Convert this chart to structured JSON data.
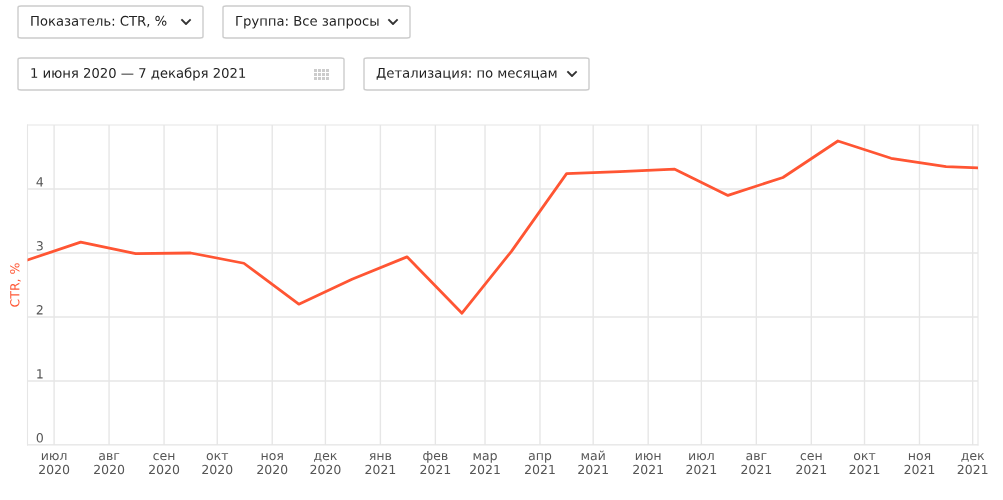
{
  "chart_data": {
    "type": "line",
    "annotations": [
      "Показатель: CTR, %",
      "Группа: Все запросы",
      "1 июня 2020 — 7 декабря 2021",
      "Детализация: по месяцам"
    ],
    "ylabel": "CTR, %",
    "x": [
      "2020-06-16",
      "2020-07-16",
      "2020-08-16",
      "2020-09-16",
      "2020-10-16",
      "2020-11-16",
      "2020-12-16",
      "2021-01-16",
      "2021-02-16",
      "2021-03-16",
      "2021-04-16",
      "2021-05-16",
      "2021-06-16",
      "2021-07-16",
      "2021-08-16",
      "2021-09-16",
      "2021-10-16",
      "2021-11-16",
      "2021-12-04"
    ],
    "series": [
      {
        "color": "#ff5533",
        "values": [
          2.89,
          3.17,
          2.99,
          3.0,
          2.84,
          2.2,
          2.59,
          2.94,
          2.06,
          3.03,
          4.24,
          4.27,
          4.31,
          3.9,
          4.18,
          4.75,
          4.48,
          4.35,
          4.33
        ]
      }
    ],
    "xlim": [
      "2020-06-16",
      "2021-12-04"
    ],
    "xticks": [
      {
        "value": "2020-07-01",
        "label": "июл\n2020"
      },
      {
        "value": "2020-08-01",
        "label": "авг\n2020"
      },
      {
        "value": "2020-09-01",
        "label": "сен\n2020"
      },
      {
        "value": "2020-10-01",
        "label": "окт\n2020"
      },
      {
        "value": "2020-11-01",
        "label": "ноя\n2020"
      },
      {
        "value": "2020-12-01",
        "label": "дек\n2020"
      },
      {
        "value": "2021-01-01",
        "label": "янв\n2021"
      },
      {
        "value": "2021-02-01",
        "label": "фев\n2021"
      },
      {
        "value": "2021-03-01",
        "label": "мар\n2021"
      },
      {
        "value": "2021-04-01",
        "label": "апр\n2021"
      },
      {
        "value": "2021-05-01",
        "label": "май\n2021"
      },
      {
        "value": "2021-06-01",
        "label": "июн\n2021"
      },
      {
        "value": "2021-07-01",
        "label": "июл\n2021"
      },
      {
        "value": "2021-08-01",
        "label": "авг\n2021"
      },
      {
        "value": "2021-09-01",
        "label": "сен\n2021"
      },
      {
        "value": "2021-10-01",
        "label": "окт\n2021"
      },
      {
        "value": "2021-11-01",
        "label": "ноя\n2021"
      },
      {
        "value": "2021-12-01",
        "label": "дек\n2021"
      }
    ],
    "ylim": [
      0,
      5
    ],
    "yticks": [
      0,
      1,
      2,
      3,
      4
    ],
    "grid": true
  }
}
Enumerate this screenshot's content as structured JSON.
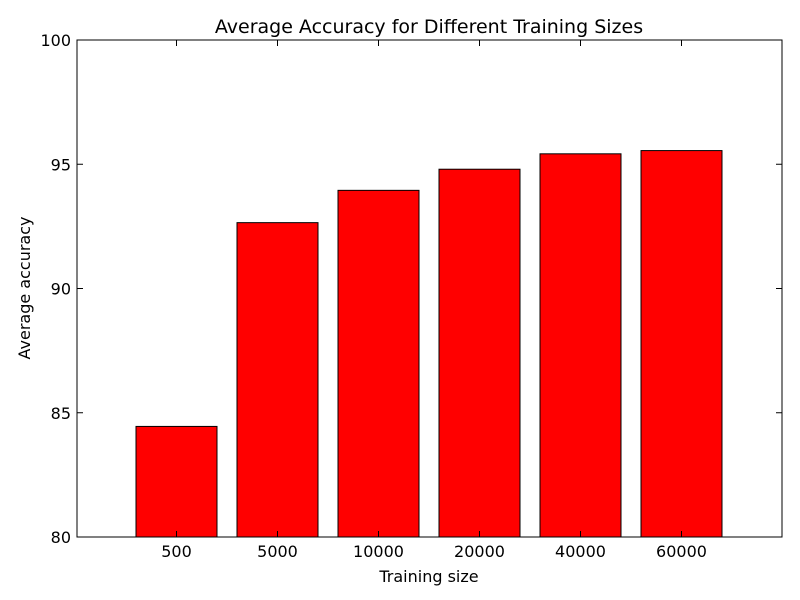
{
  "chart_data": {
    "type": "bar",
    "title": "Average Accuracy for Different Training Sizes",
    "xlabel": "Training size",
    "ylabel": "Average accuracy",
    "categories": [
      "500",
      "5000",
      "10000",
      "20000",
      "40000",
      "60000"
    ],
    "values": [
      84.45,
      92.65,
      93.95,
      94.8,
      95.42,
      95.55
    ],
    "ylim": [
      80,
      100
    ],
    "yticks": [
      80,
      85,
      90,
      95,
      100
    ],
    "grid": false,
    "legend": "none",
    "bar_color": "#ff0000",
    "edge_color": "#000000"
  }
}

§

Copy every line from the records above that contains the word "structured".

RESULT OF THIS TASK
Convert this chart to structured JSON data.
Enumerate this screenshot's content as structured JSON.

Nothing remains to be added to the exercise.